# Goal
Reproduce the entries below in full, word for word.

===== Supplied entries

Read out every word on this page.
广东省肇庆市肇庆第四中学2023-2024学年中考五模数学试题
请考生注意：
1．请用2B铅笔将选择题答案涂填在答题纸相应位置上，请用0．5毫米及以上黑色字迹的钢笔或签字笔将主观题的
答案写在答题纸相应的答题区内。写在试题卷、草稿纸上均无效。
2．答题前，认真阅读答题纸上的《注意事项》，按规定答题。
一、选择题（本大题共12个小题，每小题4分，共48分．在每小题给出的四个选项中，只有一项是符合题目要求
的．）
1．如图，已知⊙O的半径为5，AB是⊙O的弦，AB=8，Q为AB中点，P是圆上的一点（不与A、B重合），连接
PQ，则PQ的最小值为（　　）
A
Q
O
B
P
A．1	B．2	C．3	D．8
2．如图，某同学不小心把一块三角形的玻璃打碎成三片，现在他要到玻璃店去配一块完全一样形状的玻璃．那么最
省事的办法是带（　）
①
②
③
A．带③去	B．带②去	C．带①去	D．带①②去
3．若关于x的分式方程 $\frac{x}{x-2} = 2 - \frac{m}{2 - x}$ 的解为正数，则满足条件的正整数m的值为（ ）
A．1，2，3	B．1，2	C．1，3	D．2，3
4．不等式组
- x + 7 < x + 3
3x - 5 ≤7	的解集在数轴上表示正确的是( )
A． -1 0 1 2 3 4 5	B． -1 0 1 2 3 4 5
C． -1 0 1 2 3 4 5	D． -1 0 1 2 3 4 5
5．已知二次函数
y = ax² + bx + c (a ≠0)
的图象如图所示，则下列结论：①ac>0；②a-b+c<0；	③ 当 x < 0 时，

==========

# Solution
Read out every word on this page.
广东省肇庆市肇庆第四中学2023-2024学年中考五模数学试题
请考生注意：
1．请用2B铅笔将选择题答案涂填在答题纸相应位置上，请用0．5毫米及以上黑色字迹的钢笔或签字笔将主观题的
答案写在答题纸相应的答题区内。写在试题卷、草稿纸上均无效。
2．答题前，认真阅读答题纸上的《注意事项》，按规定答题。
一、选择题（本大题共12个小题，每小题4分，共48分．在每小题给出的四个选项中，只有一项是符合题目要求
的．）
1．如图，已知⊙O的半径为5，AB是⊙O的弦，AB=8，Q为AB中点，P是圆上的一点（不与A、B重合），连接
PQ，则PQ的最小值为（　　）
A
Q
O
B
P
A．1	B．2	C．3	D．8
2．如图，某同学不小心把一块三角形的玻璃打碎成三片，现在他要到玻璃店去配一块完全一样形状的玻璃．那么最
省事的办法是带（　）
①
②
③
A．带③去	B．带②去	C．带①去	D．带①②去
3．若关于x的分式方程 $\frac{x}{x-2} = 2 - \frac{m}{2 - x}$ 的解为正数，则满足条件的正整数m的值为（ ）
A．1，2，3	B．1，2	C．1，3	D．2，3
4．不等式组
- x + 7 < x + 3
3x - 5 ≤7	的解集在数轴上表示正确的是( )
A． -1 0 1 2 3 4 5	B． -1 0 1 2 3 4 5
C． -1 0 1 2 3 4 5	D． -1 0 1 2 3 4 5
5．已知二次函数
y = ax² + bx + c (a ≠0)
的图象如图所示，则下列结论：①ac>0；②a-b+c<0；	③ 当 x < 0 时，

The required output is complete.